### DOCUMENT EXTRACT:

Lunch at Tudor Retreat wasn’t the best. But nothing to complain about. After lunch, all Geoffery could think about was that island. The swim. Some brief digestion yoga exercises and he was in the lake again, waiting for his friends. But they didn’t show up. Fifteen minutes, twenty, no sign of them. Geoffery simply had to conquer the island. An hour, maybe more, he was at the island. He swam against the current. He reached. He conquered. Fifteen minutes or so of enjoying the moment, he spotted Duncan and Gus at the jetty:
“Bugger! Lush! Hang on! We’re coming!”
“Come bugger! Come!”
A satellite image of Kalote Lake indicating Geoffery’s starting and finish points.

### INFORMATION GIVEN:

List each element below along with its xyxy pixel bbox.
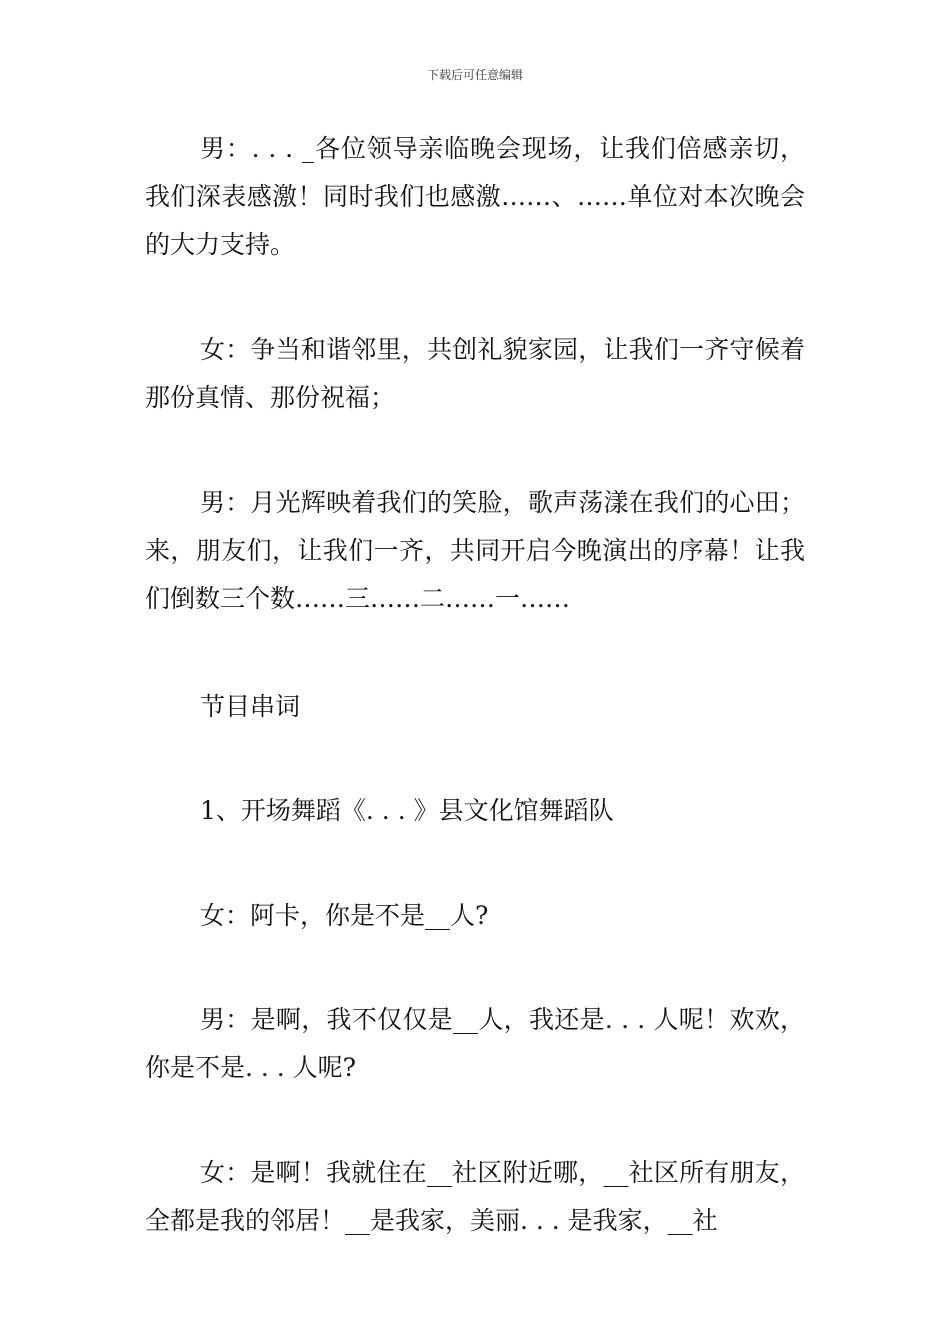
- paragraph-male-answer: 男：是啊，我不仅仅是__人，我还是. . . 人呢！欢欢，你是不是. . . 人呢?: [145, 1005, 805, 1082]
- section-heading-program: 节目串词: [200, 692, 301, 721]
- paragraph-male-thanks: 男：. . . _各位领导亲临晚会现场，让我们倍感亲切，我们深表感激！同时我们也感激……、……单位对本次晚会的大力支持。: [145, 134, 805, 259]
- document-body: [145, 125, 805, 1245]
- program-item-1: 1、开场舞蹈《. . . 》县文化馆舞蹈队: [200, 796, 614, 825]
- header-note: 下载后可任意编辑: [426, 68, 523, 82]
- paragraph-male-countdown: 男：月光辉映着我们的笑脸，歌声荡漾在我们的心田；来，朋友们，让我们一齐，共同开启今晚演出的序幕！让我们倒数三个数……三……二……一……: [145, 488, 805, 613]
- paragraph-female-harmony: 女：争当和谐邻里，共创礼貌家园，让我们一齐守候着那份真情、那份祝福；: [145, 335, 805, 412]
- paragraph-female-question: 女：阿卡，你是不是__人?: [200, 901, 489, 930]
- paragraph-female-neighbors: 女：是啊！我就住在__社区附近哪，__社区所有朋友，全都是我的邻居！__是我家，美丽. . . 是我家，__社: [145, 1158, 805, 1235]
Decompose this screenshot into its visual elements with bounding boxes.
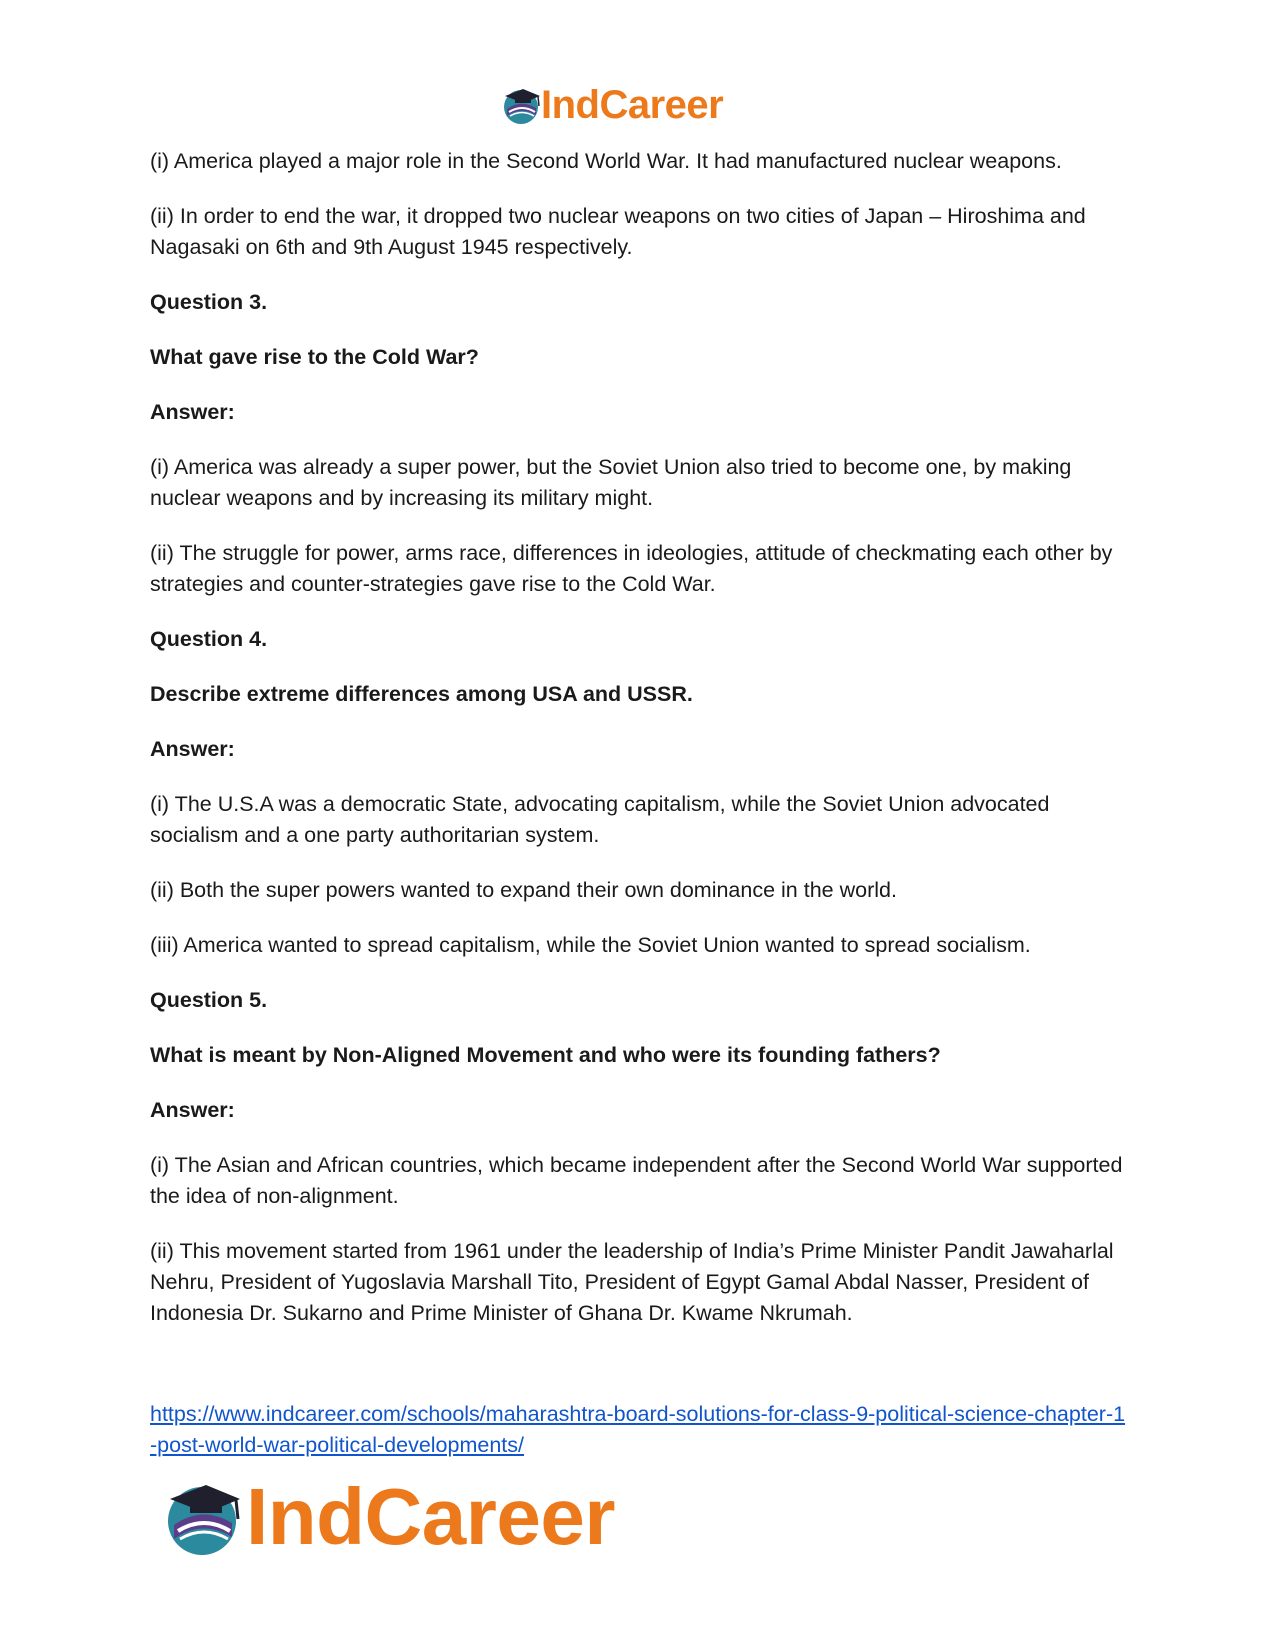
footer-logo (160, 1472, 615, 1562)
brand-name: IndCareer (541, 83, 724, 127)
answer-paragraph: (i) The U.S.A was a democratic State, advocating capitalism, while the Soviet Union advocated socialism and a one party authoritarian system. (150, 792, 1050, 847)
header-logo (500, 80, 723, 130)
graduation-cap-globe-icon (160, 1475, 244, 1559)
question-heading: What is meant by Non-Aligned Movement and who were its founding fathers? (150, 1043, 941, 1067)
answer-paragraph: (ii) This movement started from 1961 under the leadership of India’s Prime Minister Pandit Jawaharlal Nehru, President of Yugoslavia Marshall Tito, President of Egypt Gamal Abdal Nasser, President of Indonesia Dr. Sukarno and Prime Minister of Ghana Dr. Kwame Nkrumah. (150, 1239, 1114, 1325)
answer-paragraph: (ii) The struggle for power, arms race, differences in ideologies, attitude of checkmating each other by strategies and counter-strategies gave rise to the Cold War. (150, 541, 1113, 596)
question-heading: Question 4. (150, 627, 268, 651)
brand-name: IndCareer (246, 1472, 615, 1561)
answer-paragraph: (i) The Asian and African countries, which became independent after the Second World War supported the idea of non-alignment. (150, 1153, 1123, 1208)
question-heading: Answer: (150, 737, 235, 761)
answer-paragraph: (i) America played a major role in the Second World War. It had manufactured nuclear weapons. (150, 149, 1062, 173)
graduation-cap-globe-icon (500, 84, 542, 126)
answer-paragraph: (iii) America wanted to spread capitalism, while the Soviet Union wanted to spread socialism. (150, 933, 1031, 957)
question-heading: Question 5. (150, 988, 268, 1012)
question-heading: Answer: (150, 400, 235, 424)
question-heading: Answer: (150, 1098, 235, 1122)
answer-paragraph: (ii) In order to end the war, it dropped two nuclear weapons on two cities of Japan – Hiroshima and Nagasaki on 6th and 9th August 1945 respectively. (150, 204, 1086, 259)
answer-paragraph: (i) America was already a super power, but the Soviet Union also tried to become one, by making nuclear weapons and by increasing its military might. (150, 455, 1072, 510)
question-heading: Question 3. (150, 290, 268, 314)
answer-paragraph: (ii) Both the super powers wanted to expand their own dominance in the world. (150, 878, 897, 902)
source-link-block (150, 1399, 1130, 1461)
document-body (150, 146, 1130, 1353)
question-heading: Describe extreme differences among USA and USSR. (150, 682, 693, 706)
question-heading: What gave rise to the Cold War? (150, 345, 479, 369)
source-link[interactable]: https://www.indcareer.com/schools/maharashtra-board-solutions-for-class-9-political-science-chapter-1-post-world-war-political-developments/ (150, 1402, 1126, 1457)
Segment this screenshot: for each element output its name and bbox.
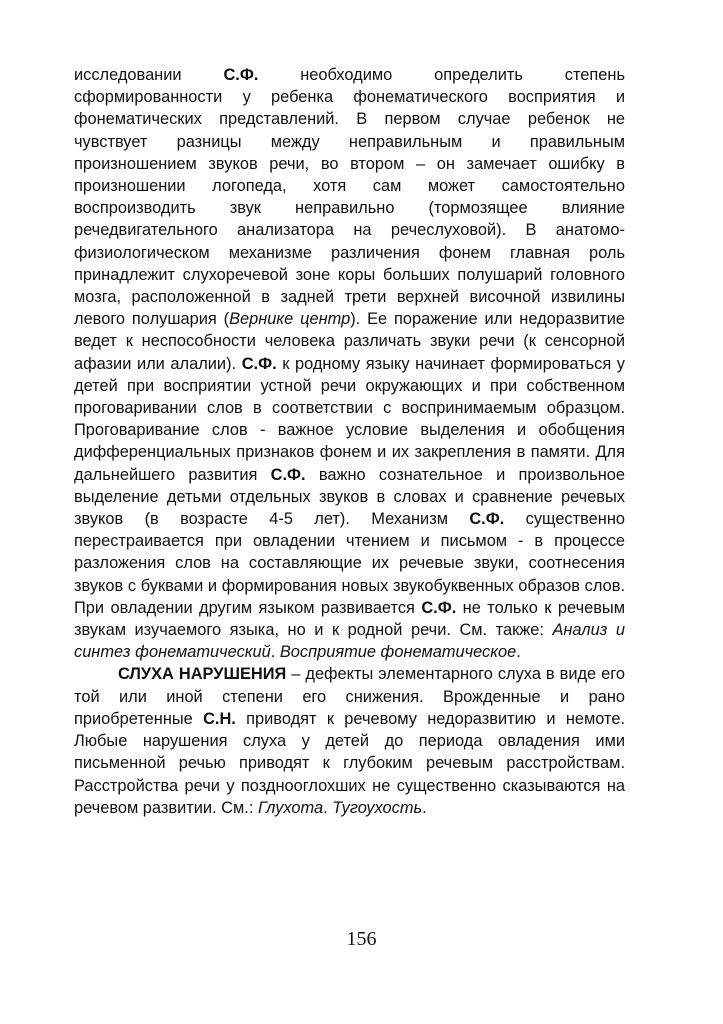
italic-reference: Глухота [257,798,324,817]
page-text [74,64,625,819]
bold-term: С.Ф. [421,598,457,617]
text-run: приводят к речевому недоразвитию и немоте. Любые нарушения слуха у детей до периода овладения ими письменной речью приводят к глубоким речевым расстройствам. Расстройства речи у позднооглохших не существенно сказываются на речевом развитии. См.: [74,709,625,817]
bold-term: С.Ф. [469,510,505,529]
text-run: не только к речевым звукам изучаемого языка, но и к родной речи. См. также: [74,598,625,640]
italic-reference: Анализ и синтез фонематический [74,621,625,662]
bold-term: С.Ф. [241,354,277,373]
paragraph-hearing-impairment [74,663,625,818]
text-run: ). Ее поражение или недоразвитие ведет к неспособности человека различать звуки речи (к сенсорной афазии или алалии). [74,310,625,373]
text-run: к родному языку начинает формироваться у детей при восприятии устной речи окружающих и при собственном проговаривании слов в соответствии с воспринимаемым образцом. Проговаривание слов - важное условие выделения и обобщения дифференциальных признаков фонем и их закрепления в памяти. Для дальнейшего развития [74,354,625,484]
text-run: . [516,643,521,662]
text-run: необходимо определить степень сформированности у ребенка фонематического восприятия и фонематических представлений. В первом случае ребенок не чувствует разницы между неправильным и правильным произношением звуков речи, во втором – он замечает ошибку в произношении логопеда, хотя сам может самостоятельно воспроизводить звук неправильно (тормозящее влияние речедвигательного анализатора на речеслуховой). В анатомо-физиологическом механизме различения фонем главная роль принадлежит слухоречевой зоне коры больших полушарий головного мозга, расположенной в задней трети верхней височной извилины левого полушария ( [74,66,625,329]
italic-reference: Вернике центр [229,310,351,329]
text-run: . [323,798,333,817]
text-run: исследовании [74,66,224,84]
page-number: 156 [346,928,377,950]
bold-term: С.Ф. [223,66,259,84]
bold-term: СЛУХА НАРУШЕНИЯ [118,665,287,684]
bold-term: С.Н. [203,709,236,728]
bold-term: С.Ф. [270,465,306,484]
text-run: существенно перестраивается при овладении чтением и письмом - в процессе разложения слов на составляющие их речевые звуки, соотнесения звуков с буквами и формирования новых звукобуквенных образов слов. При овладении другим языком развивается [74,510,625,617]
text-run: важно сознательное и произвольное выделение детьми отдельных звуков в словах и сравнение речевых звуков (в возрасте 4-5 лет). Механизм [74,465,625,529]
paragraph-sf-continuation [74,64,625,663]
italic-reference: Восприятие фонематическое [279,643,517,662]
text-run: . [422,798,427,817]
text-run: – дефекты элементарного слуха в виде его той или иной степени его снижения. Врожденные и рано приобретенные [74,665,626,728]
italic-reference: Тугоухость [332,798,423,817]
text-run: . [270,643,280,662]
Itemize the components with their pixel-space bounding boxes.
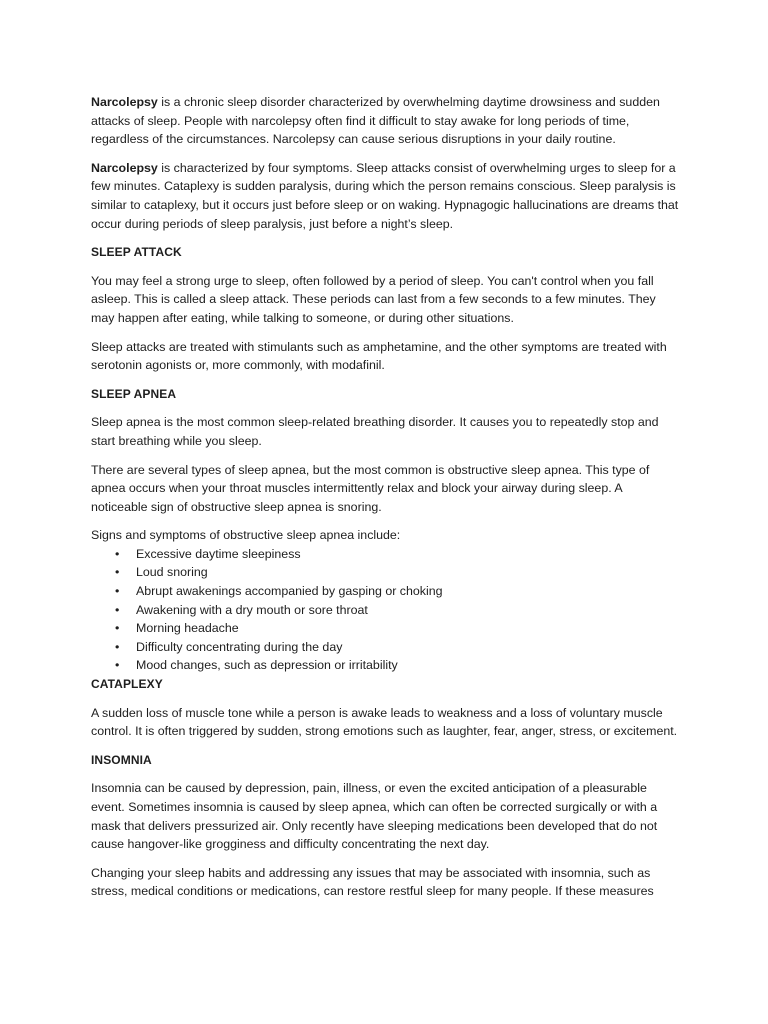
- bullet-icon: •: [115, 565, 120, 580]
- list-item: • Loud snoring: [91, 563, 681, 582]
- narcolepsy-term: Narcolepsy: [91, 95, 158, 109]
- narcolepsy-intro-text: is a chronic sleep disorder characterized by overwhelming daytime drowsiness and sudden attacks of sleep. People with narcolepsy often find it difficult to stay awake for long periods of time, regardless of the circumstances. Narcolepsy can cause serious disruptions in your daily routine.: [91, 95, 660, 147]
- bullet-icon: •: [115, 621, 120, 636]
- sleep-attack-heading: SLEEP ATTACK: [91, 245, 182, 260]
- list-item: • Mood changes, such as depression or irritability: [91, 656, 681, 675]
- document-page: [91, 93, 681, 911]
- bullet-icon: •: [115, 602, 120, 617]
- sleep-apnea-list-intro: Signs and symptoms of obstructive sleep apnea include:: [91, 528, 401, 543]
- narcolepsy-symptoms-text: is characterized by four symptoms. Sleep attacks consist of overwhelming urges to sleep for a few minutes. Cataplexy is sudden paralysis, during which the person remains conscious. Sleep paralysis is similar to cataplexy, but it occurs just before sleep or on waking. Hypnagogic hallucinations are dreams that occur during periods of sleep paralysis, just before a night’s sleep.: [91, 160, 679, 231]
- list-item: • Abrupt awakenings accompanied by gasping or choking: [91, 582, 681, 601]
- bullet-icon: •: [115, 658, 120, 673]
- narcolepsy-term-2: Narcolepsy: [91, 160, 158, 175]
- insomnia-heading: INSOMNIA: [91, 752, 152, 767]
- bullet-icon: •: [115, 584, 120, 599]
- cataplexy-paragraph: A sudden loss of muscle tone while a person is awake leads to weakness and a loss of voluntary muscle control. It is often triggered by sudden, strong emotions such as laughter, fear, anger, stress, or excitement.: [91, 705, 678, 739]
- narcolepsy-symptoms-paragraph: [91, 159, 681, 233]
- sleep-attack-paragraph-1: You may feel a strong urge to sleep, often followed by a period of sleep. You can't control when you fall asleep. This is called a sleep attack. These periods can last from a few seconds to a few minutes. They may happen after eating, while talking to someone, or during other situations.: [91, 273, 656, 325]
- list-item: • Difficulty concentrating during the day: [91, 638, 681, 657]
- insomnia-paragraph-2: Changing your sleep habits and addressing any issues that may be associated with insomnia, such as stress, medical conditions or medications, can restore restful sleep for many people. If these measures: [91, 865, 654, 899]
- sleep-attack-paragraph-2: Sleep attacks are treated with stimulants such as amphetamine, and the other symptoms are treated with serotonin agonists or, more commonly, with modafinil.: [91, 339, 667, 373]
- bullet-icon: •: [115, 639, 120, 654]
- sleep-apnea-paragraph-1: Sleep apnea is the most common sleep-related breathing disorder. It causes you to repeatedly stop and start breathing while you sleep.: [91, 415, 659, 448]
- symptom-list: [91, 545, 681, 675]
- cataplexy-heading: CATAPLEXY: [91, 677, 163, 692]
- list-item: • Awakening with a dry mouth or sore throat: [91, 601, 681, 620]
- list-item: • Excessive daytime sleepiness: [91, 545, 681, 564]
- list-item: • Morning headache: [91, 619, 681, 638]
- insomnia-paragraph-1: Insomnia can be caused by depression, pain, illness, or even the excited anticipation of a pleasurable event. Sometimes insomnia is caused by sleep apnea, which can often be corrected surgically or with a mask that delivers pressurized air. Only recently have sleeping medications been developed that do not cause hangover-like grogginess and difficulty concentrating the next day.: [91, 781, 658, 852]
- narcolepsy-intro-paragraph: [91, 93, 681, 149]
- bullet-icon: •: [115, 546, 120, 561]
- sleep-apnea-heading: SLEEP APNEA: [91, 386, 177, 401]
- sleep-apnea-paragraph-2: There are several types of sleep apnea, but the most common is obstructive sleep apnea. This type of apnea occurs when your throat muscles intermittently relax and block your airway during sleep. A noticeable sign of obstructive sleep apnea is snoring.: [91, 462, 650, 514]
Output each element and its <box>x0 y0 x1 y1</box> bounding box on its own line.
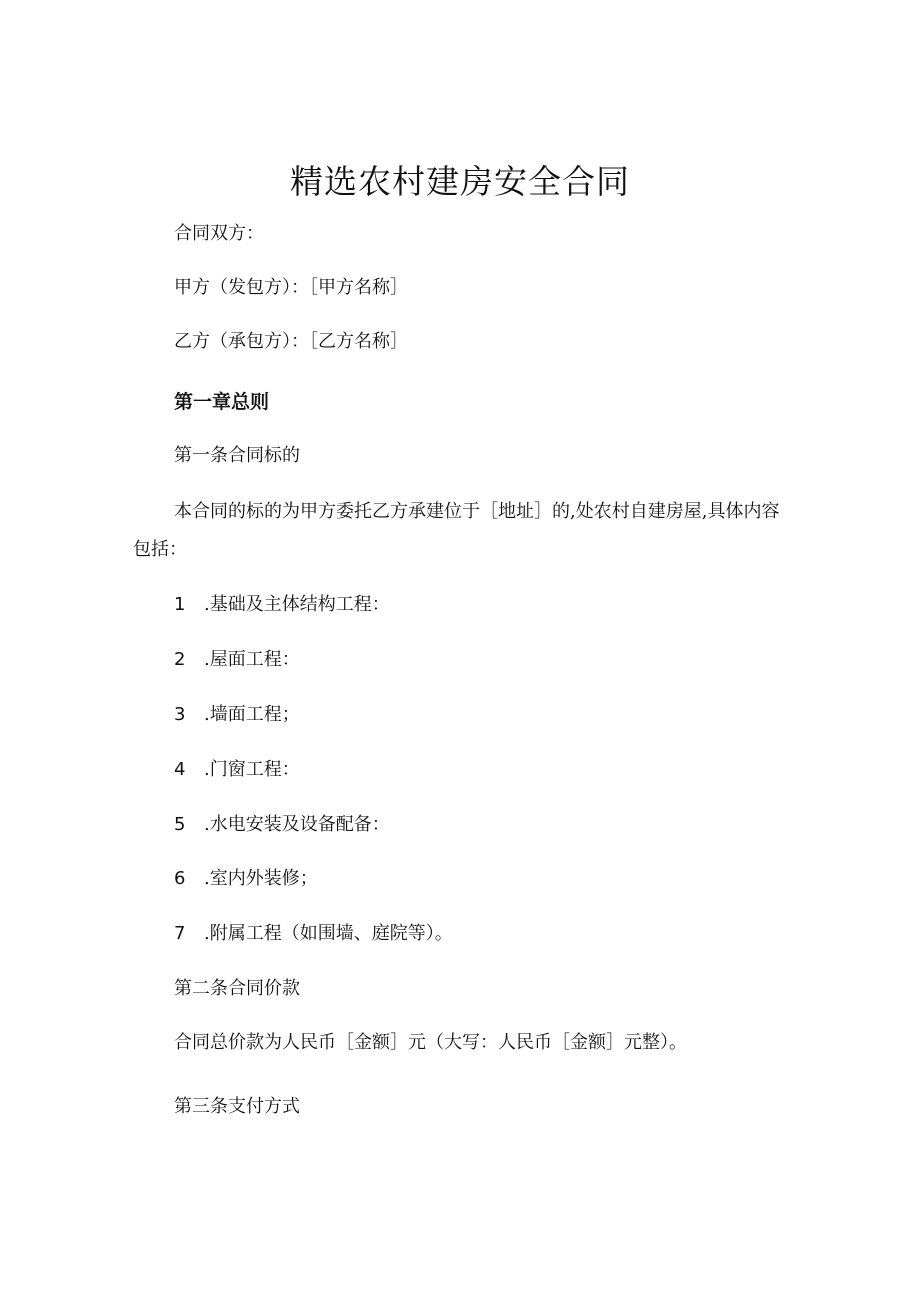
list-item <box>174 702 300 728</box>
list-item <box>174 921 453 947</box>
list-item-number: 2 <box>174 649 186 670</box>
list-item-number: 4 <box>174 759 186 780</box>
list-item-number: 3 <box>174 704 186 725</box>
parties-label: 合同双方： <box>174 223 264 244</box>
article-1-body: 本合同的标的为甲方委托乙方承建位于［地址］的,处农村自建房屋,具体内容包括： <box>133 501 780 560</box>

### COMPLETE THE FOLLOWING:
A) In the account of Geoffery's swim to the island, rewrite the stretch from "Lunch at Tudor" through "and finish points.", changing "island" to "islet".
B) Write what comes next in the account of Geoffery's swim to the island.

### EXERCISE ANSWERS:
A)
Lunch at Tudor Retreat wasn’t the best. But nothing to complain about. After lunch, all Geoffery could think about was that islet. The swim. Some brief digestion yoga exercises and he was in the lake again, waiting for his friends. But they didn’t show up. Fifteen minutes, twenty, no sign of them. Geoffery simply had to conquer the islet. An hour, maybe more, he was at the islet. He swam against the current. He reached. He conquered. Fifteen minutes or so of enjoying the moment, he spotted Duncan and Gus at the jetty:
“Bugger! Lush! Hang on! We’re coming!”
“Come bugger! Come!”
A satellite image of Kalote Lake indicating Geoffery’s starting and finish points.

B)
Duncan and Gus began their quest for the island. But the the sun would set in a few minutes. Geoffery decided to swim back. Three hundred meters or so from the jetty, he suffered severe cramps in the left thigh. Gus helped him stretch his leg. In pain, he reached back, shivering. The water was cold. The air, even cooler. The combination further aggravated his sore throat and headache. Sick, he made the ten minute walk back to the room and had a shower. Some bread with butter helped. But by now his head was splitting in pain. The condition of his throat further worsened. An early dinner and he was off to sleep. The rest of the boys returned to the room a few minutes later. A good nights sleep. In the morning, the waiter needed several minutes and reminders before he could serve the boys eggs. Nourished, they zoomed and reached New Bombay in no time. At lunch they realised that each of them has a cousin by the name of Michelle.
Duncan showed us the route that he had plotted using his GPS phone. Well done Duncan:

A small video shot during the trip by Geoffery. Duration 56 seconds:
SUMMARY of Kalote Lake/Tudor Retreat
LOCATION 6/10
LAKE 10/10
FOOD 6/10
MANAGEMENT 0/10
SERVICE -10/10 (negative ten)
TIP carry your own alcohol. carry your own meat, coal and barbecue.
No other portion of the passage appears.